* _Exercise_:
Quote every line of the listing below verbatim, omitting the pictures from your answer.

* _Data listing_:
* Start *
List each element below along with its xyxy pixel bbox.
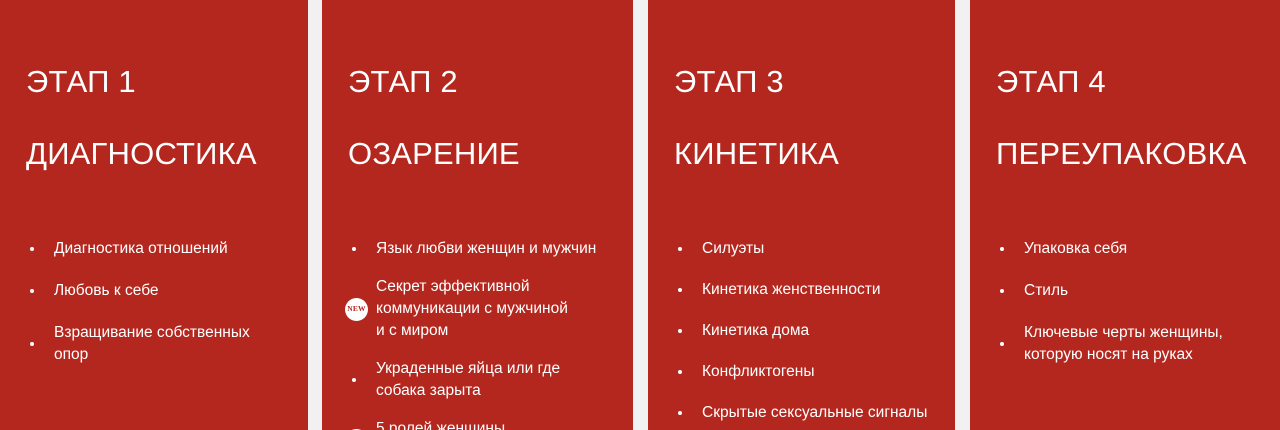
bullet-marker — [996, 342, 1024, 346]
list-item-label: 5 ролей женщины в отношениях — [376, 418, 617, 430]
new-badge-icon: NEW — [345, 298, 368, 321]
bullet-marker — [674, 370, 702, 374]
bullet-dot-icon — [1000, 289, 1004, 293]
stage-title-2: ЭТАП 2 ОЗАРЕНИЕ — [348, 28, 617, 208]
list-item-label: Ключевые черты женщины, которую носят на… — [1024, 322, 1266, 366]
bullet-marker — [674, 247, 702, 251]
list-item-label: Украденные яйца или где собака зарыта — [376, 358, 617, 402]
bullet-dot-icon — [30, 289, 34, 293]
card-gap — [308, 0, 322, 430]
bullet-marker — [996, 247, 1024, 251]
stage-card-1: ЭТАП 1 ДИАГНОСТИКА Диагностика отношений… — [0, 0, 308, 430]
bullet-marker — [996, 289, 1024, 293]
list-item: Любовь к себе — [26, 280, 284, 302]
list-item-label: Секрет эффективной коммуникации с мужчин… — [376, 276, 617, 342]
list-item: Силуэты — [674, 238, 941, 260]
stage-title-line-1: ЭТАП 3 — [674, 64, 941, 100]
list-item-label: Любовь к себе — [54, 280, 284, 302]
stages-board: ЭТАП 1 ДИАГНОСТИКА Диагностика отношений… — [0, 0, 1280, 430]
bullet-marker: NEW — [348, 298, 376, 321]
card-gap — [633, 0, 648, 430]
list-item-label: Взращивание собственных опор — [54, 322, 284, 366]
stage-card-3: ЭТАП 3 КИНЕТИКА Силуэты Кинетика женстве… — [648, 0, 955, 430]
list-item-label: Диагностика отношений — [54, 238, 284, 260]
bullet-marker — [26, 289, 54, 293]
bullet-marker — [26, 247, 54, 251]
bullet-marker — [674, 411, 702, 415]
bullet-dot-icon — [30, 342, 34, 346]
bullet-marker — [674, 329, 702, 333]
stage-title-line-1: ЭТАП 1 — [26, 64, 284, 100]
stage-title-line-1: ЭТАП 2 — [348, 64, 617, 100]
stage-title-line-2: ОЗАРЕНИЕ — [348, 136, 617, 172]
stage-title-1: ЭТАП 1 ДИАГНОСТИКА — [26, 28, 284, 208]
list-item-label: Язык любви женщин и мужчин — [376, 238, 617, 260]
bullet-dot-icon — [352, 247, 356, 251]
bullet-dot-icon — [678, 411, 682, 415]
list-item: Украденные яйца или где собака зарыта — [348, 358, 617, 402]
stage-item-list-3: Силуэты Кинетика женственности Кинетика … — [674, 238, 941, 424]
list-item-label: Скрытые сексуальные сигналы — [702, 402, 941, 424]
bullet-dot-icon — [678, 247, 682, 251]
bullet-dot-icon — [678, 329, 682, 333]
stage-title-line-2: ДИАГНОСТИКА — [26, 136, 284, 172]
list-item-label: Конфликтогены — [702, 361, 941, 383]
stage-item-list-4: Упаковка себя Стиль Ключевые черты женщи… — [996, 238, 1266, 366]
stage-title-3: ЭТАП 3 КИНЕТИКА — [674, 28, 941, 208]
list-item-label: Силуэты — [702, 238, 941, 260]
bullet-marker — [348, 247, 376, 251]
list-item-label: Кинетика женственности — [702, 279, 941, 301]
list-item: Кинетика женственности — [674, 279, 941, 301]
list-item: Диагностика отношений — [26, 238, 284, 260]
stage-title-line-2: КИНЕТИКА — [674, 136, 941, 172]
bullet-dot-icon — [30, 247, 34, 251]
bullet-dot-icon — [352, 378, 356, 382]
list-item: Конфликтогены — [674, 361, 941, 383]
list-item: NEW 5 ролей женщины в отношениях — [348, 418, 617, 430]
stage-card-4: ЭТАП 4 ПЕРЕУПАКОВКА Упаковка себя Стиль … — [970, 0, 1280, 430]
stage-item-list-1: Диагностика отношений Любовь к себе Взра… — [26, 238, 284, 366]
list-item-label: Кинетика дома — [702, 320, 941, 342]
bullet-dot-icon — [678, 288, 682, 292]
stage-card-2: ЭТАП 2 ОЗАРЕНИЕ Язык любви женщин и мужч… — [322, 0, 633, 430]
list-item: Ключевые черты женщины, которую носят на… — [996, 322, 1266, 366]
bullet-dot-icon — [1000, 247, 1004, 251]
bullet-marker — [674, 288, 702, 292]
card-gap — [955, 0, 970, 430]
stage-title-line-2: ПЕРЕУПАКОВКА — [996, 136, 1266, 172]
bullet-marker — [348, 378, 376, 382]
list-item: Язык любви женщин и мужчин — [348, 238, 617, 260]
list-item: Взращивание собственных опор — [26, 322, 284, 366]
stage-title-line-1: ЭТАП 4 — [996, 64, 1266, 100]
list-item: Кинетика дома — [674, 320, 941, 342]
list-item-label: Упаковка себя — [1024, 238, 1266, 260]
bullet-dot-icon — [1000, 342, 1004, 346]
stage-title-4: ЭТАП 4 ПЕРЕУПАКОВКА — [996, 28, 1266, 208]
stage-item-list-2: Язык любви женщин и мужчин NEW Секрет эф… — [348, 238, 617, 430]
list-item: Упаковка себя — [996, 238, 1266, 260]
list-item: Скрытые сексуальные сигналы — [674, 402, 941, 424]
list-item-label: Стиль — [1024, 280, 1266, 302]
list-item: NEW Секрет эффективной коммуникации с му… — [348, 276, 617, 342]
list-item: Стиль — [996, 280, 1266, 302]
bullet-dot-icon — [678, 370, 682, 374]
bullet-marker — [26, 342, 54, 346]
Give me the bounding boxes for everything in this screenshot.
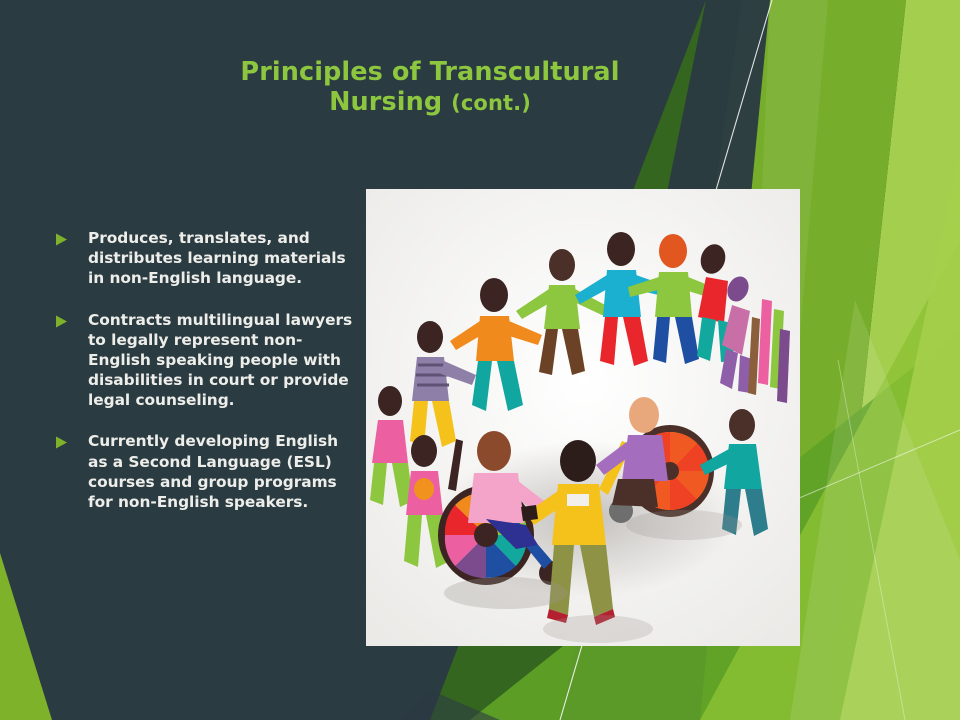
triangle-right-icon xyxy=(55,228,71,246)
bottom-right-glow xyxy=(790,300,960,720)
bullet-text: Currently developing English as a Second… xyxy=(88,431,355,512)
bullet-item: Produces, translates, and distributes le… xyxy=(55,228,355,289)
title-line-1: Principles of Transcultural xyxy=(120,58,740,88)
left-green-wedge xyxy=(0,553,52,720)
triangle-right-icon xyxy=(55,310,71,328)
bullet-text: Contracts multilingual lawyers to legall… xyxy=(88,310,355,411)
hairline-diagonal-right xyxy=(838,360,905,720)
right-pale-green-band xyxy=(828,0,960,720)
bullet-item: Contracts multilingual lawyers to legall… xyxy=(55,310,355,411)
bullet-list: Produces, translates, and distributes le… xyxy=(55,228,355,533)
slide-picture xyxy=(366,189,800,646)
title-line-2-main: Nursing xyxy=(329,87,442,117)
title-line-2: Nursing (cont.) xyxy=(120,88,740,118)
slide-title: Principles of Transcultural Nursing (con… xyxy=(120,58,740,117)
bottom-dark-notch xyxy=(400,690,500,720)
bullet-item: Currently developing English as a Second… xyxy=(55,431,355,512)
triangle-right-icon xyxy=(55,431,71,449)
slide-canvas: Principles of Transcultural Nursing (con… xyxy=(0,0,960,720)
title-continuation-label: (cont.) xyxy=(451,91,531,115)
bullet-text: Produces, translates, and distributes le… xyxy=(88,228,355,289)
bottom-right-pale-triangle xyxy=(840,150,960,720)
paper-people-illustration xyxy=(366,189,800,646)
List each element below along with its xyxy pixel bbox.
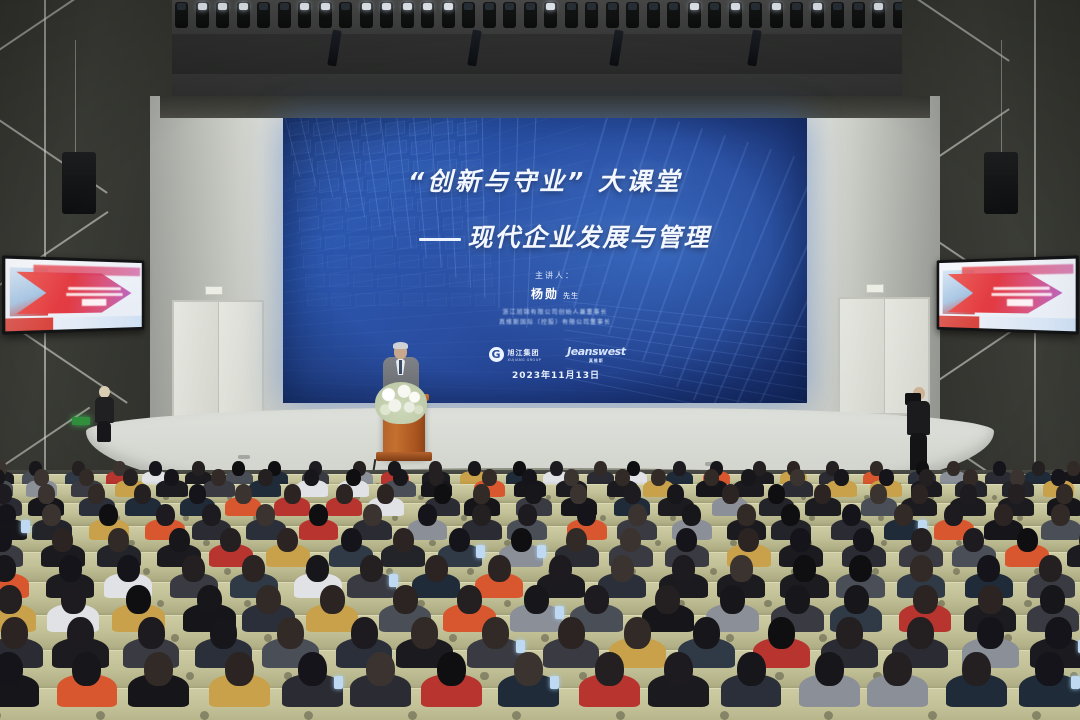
* End *
* _Final result_:
List each element below along with its xyxy pixel bbox.
bullet-marker — [996, 342, 1024, 346]
list-item-label: 5 ролей женщины в отношениях — [376, 418, 617, 430]
new-badge-icon: NEW — [345, 298, 368, 321]
bullet-marker — [674, 370, 702, 374]
bullet-dot-icon — [1000, 289, 1004, 293]
stage-title-2: ЭТАП 2 ОЗАРЕНИЕ — [348, 28, 617, 208]
list-item-label: Ключевые черты женщины, которую носят на… — [1024, 322, 1266, 366]
bullet-marker — [674, 247, 702, 251]
list-item-label: Украденные яйца или где собака зарыта — [376, 358, 617, 402]
bullet-dot-icon — [30, 289, 34, 293]
card-gap — [308, 0, 322, 430]
bullet-marker — [996, 247, 1024, 251]
stage-card-1: ЭТАП 1 ДИАГНОСТИКА Диагностика отношений… — [0, 0, 308, 430]
bullet-marker — [996, 289, 1024, 293]
list-item: Любовь к себе — [26, 280, 284, 302]
list-item-label: Секрет эффективной коммуникации с мужчин… — [376, 276, 617, 342]
list-item: Силуэты — [674, 238, 941, 260]
stage-title-line-1: ЭТАП 3 — [674, 64, 941, 100]
list-item-label: Любовь к себе — [54, 280, 284, 302]
stages-board: ЭТАП 1 ДИАГНОСТИКА Диагностика отношений… — [0, 0, 1280, 430]
bullet-marker: NEW — [348, 298, 376, 321]
card-gap — [633, 0, 648, 430]
list-item-label: Взращивание собственных опор — [54, 322, 284, 366]
stage-card-3: ЭТАП 3 КИНЕТИКА Силуэты Кинетика женстве… — [648, 0, 955, 430]
list-item-label: Диагностика отношений — [54, 238, 284, 260]
bullet-marker — [26, 289, 54, 293]
bullet-marker — [26, 247, 54, 251]
bullet-marker — [674, 411, 702, 415]
bullet-dot-icon — [30, 342, 34, 346]
bullet-marker — [674, 329, 702, 333]
stage-title-line-1: ЭТАП 1 — [26, 64, 284, 100]
stage-title-line-1: ЭТАП 2 — [348, 64, 617, 100]
stage-title-line-2: ОЗАРЕНИЕ — [348, 136, 617, 172]
stage-title-1: ЭТАП 1 ДИАГНОСТИКА — [26, 28, 284, 208]
list-item-label: Язык любви женщин и мужчин — [376, 238, 617, 260]
bullet-dot-icon — [352, 247, 356, 251]
bullet-dot-icon — [678, 411, 682, 415]
list-item: Украденные яйца или где собака зарыта — [348, 358, 617, 402]
stage-item-list-3: Силуэты Кинетика женственности Кинетика … — [674, 238, 941, 424]
list-item-label: Скрытые сексуальные сигналы — [702, 402, 941, 424]
bullet-dot-icon — [678, 247, 682, 251]
bullet-dot-icon — [678, 329, 682, 333]
stage-title-line-2: ДИАГНОСТИКА — [26, 136, 284, 172]
list-item-label: Конфликтогены — [702, 361, 941, 383]
stage-item-list-4: Упаковка себя Стиль Ключевые черты женщи… — [996, 238, 1266, 366]
stage-title-3: ЭТАП 3 КИНЕТИКА — [674, 28, 941, 208]
list-item-label: Силуэты — [702, 238, 941, 260]
bullet-marker — [348, 247, 376, 251]
list-item-label: Кинетика женственности — [702, 279, 941, 301]
list-item: Кинетика женственности — [674, 279, 941, 301]
list-item: Диагностика отношений — [26, 238, 284, 260]
stage-title-line-2: КИНЕТИКА — [674, 136, 941, 172]
bullet-dot-icon — [30, 247, 34, 251]
bullet-dot-icon — [352, 378, 356, 382]
list-item: Конфликтогены — [674, 361, 941, 383]
list-item: NEW 5 ролей женщины в отношениях — [348, 418, 617, 430]
stage-card-4: ЭТАП 4 ПЕРЕУПАКОВКА Упаковка себя Стиль … — [970, 0, 1280, 430]
stage-item-list-1: Диагностика отношений Любовь к себе Взра… — [26, 238, 284, 366]
list-item-label: Кинетика дома — [702, 320, 941, 342]
bullet-dot-icon — [678, 288, 682, 292]
stage-card-2: ЭТАП 2 ОЗАРЕНИЕ Язык любви женщин и мужч… — [322, 0, 633, 430]
list-item: Ключевые черты женщины, которую носят на… — [996, 322, 1266, 366]
bullet-dot-icon — [1000, 247, 1004, 251]
bullet-marker — [674, 288, 702, 292]
card-gap — [955, 0, 970, 430]
stage-title-line-2: ПЕРЕУПАКОВКА — [996, 136, 1266, 172]
bullet-marker — [348, 378, 376, 382]
list-item: Язык любви женщин и мужчин — [348, 238, 617, 260]
list-item: Взращивание собственных опор — [26, 322, 284, 366]
stage-title-line-1: ЭТАП 4 — [996, 64, 1266, 100]
list-item: Кинетика дома — [674, 320, 941, 342]
list-item-label: Упаковка себя — [1024, 238, 1266, 260]
bullet-dot-icon — [1000, 342, 1004, 346]
stage-title-4: ЭТАП 4 ПЕРЕУПАКОВКА — [996, 28, 1266, 208]
stage-item-list-2: Язык любви женщин и мужчин NEW Секрет эф… — [348, 238, 617, 430]
list-item: Упаковка себя — [996, 238, 1266, 260]
list-item: Скрытые сексуальные сигналы — [674, 402, 941, 424]
list-item-label: Стиль — [1024, 280, 1266, 302]
list-item: NEW Секрет эффективной коммуникации с му… — [348, 276, 617, 342]
list-item: Стиль — [996, 280, 1266, 302]
bullet-dot-icon — [678, 370, 682, 374]
bullet-marker — [26, 342, 54, 346]
Give me the bounding boxes for everything in this screenshot.
triangle-right-icon xyxy=(55,228,71,246)
bottom-right-glow xyxy=(790,300,960,720)
bullet-text: Currently developing English as a Second… xyxy=(88,431,355,512)
bullet-item: Produces, translates, and distributes le… xyxy=(55,228,355,289)
title-line-1: Principles of Transcultural xyxy=(120,58,740,88)
left-green-wedge xyxy=(0,553,52,720)
triangle-right-icon xyxy=(55,310,71,328)
bullet-text: Contracts multilingual lawyers to legall… xyxy=(88,310,355,411)
hairline-diagonal-right xyxy=(838,360,905,720)
right-pale-green-band xyxy=(828,0,960,720)
bullet-item: Contracts multilingual lawyers to legall… xyxy=(55,310,355,411)
bullet-list: Produces, translates, and distributes le… xyxy=(55,228,355,533)
slide-picture xyxy=(366,189,800,646)
title-line-2-main: Nursing xyxy=(329,87,442,117)
title-line-2: Nursing (cont.) xyxy=(120,88,740,118)
slide-title: Principles of Transcultural Nursing (con… xyxy=(120,58,740,117)
bottom-dark-notch xyxy=(400,690,500,720)
bullet-item: Currently developing English as a Second… xyxy=(55,431,355,512)
triangle-right-icon xyxy=(55,431,71,449)
slide-canvas: Principles of Transcultural Nursing (con… xyxy=(0,0,960,720)
title-continuation-label: (cont.) xyxy=(451,91,531,115)
bullet-text: Produces, translates, and distributes le… xyxy=(88,228,355,289)
bottom-right-pale-triangle xyxy=(840,150,960,720)
paper-people-illustration xyxy=(366,189,800,646)
List each element below along with its xyxy pixel bbox.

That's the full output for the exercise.